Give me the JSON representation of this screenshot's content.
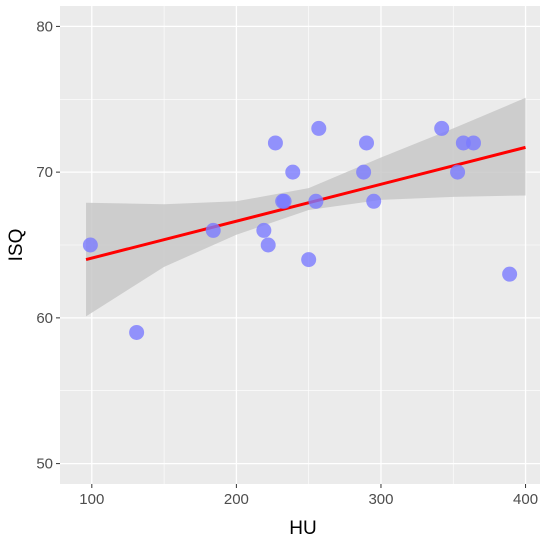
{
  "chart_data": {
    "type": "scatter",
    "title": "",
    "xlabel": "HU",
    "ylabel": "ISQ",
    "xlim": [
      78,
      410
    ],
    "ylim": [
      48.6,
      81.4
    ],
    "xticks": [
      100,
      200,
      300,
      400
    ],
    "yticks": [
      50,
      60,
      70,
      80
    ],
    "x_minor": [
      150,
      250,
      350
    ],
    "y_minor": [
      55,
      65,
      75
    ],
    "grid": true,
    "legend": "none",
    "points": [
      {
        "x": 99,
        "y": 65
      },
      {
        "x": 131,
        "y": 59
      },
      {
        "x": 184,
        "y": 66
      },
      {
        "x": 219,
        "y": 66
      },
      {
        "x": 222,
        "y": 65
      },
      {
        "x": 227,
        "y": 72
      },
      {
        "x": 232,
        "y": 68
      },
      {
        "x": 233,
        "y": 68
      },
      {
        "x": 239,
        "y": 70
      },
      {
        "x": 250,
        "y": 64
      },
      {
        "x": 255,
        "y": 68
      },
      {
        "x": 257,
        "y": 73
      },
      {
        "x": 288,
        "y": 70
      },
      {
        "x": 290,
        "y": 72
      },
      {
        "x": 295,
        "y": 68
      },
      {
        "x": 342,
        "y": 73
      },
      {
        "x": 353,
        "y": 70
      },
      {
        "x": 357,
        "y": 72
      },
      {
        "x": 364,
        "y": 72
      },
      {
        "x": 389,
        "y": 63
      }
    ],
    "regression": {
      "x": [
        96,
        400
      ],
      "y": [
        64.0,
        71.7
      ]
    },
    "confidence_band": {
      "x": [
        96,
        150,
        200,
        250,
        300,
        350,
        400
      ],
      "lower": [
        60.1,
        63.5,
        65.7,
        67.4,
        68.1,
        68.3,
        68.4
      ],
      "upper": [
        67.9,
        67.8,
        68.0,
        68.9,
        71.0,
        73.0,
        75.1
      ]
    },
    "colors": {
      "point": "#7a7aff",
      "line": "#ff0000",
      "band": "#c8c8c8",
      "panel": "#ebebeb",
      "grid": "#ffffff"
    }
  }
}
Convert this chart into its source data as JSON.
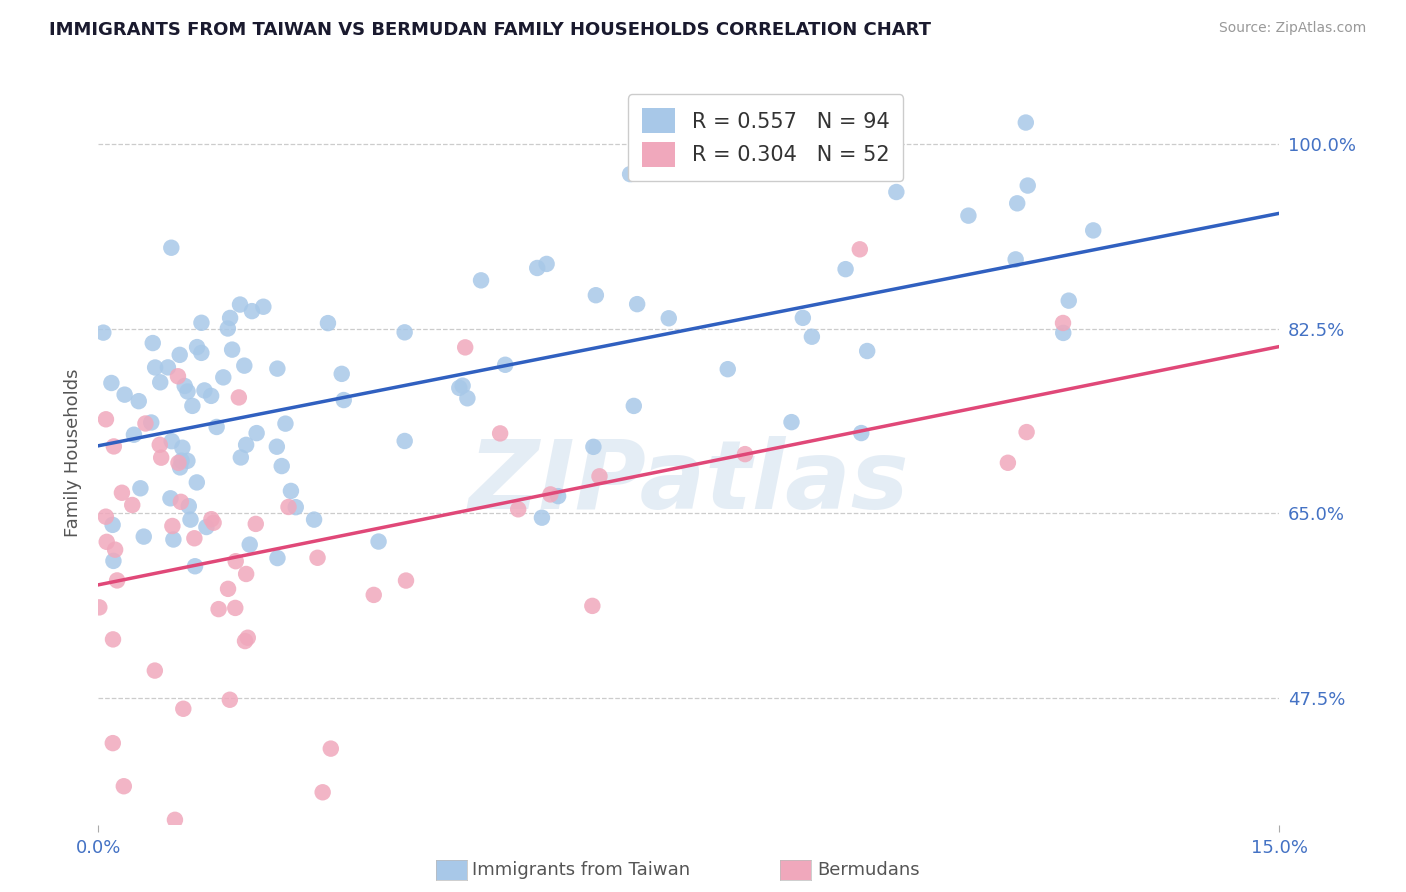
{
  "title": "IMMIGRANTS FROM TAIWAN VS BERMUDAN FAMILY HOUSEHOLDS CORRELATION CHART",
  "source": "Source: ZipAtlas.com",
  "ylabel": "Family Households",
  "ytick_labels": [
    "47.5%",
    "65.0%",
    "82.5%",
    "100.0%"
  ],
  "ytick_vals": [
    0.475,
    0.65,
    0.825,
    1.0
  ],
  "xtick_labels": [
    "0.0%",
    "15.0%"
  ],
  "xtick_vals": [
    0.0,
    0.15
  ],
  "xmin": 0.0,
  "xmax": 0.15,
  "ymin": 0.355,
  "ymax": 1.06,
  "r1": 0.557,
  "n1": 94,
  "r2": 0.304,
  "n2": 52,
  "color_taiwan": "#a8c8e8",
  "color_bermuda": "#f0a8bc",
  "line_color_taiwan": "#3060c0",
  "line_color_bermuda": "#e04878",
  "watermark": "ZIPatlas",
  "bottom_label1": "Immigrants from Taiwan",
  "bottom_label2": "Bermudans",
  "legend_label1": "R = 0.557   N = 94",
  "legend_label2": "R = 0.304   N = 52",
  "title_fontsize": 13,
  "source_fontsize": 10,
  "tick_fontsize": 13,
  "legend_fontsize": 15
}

_INSTRUCTION_: Working from the material above, transcribe it exactly while omitting pictures.

_OUTPUT OF THE TASK_:
Give me the JSON representation of this screenshot's content.
{
  "chart_data": {
    "type": "scatter",
    "title": "",
    "xlabel": "HU",
    "ylabel": "ISQ",
    "xlim": [
      78,
      410
    ],
    "ylim": [
      48.6,
      81.4
    ],
    "xticks": [
      100,
      200,
      300,
      400
    ],
    "yticks": [
      50,
      60,
      70,
      80
    ],
    "x_minor": [
      150,
      250,
      350
    ],
    "y_minor": [
      55,
      65,
      75
    ],
    "grid": true,
    "legend": "none",
    "points": [
      {
        "x": 99,
        "y": 65
      },
      {
        "x": 131,
        "y": 59
      },
      {
        "x": 184,
        "y": 66
      },
      {
        "x": 219,
        "y": 66
      },
      {
        "x": 222,
        "y": 65
      },
      {
        "x": 227,
        "y": 72
      },
      {
        "x": 232,
        "y": 68
      },
      {
        "x": 233,
        "y": 68
      },
      {
        "x": 239,
        "y": 70
      },
      {
        "x": 250,
        "y": 64
      },
      {
        "x": 255,
        "y": 68
      },
      {
        "x": 257,
        "y": 73
      },
      {
        "x": 288,
        "y": 70
      },
      {
        "x": 290,
        "y": 72
      },
      {
        "x": 295,
        "y": 68
      },
      {
        "x": 342,
        "y": 73
      },
      {
        "x": 353,
        "y": 70
      },
      {
        "x": 357,
        "y": 72
      },
      {
        "x": 364,
        "y": 72
      },
      {
        "x": 389,
        "y": 63
      }
    ],
    "regression": {
      "x": [
        96,
        400
      ],
      "y": [
        64.0,
        71.7
      ]
    },
    "confidence_band": {
      "x": [
        96,
        150,
        200,
        250,
        300,
        350,
        400
      ],
      "lower": [
        60.1,
        63.5,
        65.7,
        67.4,
        68.1,
        68.3,
        68.4
      ],
      "upper": [
        67.9,
        67.8,
        68.0,
        68.9,
        71.0,
        73.0,
        75.1
      ]
    },
    "colors": {
      "point": "#7a7aff",
      "line": "#ff0000",
      "band": "#c8c8c8",
      "panel": "#ebebeb",
      "grid": "#ffffff"
    }
  }
}
Convert this chart into its source data as JSON.
{
  "title": "IMMIGRANTS FROM TAIWAN VS BERMUDAN FAMILY HOUSEHOLDS CORRELATION CHART",
  "source": "Source: ZipAtlas.com",
  "ylabel": "Family Households",
  "ytick_labels": [
    "47.5%",
    "65.0%",
    "82.5%",
    "100.0%"
  ],
  "ytick_vals": [
    0.475,
    0.65,
    0.825,
    1.0
  ],
  "xtick_labels": [
    "0.0%",
    "15.0%"
  ],
  "xtick_vals": [
    0.0,
    0.15
  ],
  "xmin": 0.0,
  "xmax": 0.15,
  "ymin": 0.355,
  "ymax": 1.06,
  "r1": 0.557,
  "n1": 94,
  "r2": 0.304,
  "n2": 52,
  "color_taiwan": "#a8c8e8",
  "color_bermuda": "#f0a8bc",
  "line_color_taiwan": "#3060c0",
  "line_color_bermuda": "#e04878",
  "watermark": "ZIPatlas",
  "bottom_label1": "Immigrants from Taiwan",
  "bottom_label2": "Bermudans",
  "legend_label1": "R = 0.557   N = 94",
  "legend_label2": "R = 0.304   N = 52",
  "title_fontsize": 13,
  "source_fontsize": 10,
  "tick_fontsize": 13,
  "legend_fontsize": 15
}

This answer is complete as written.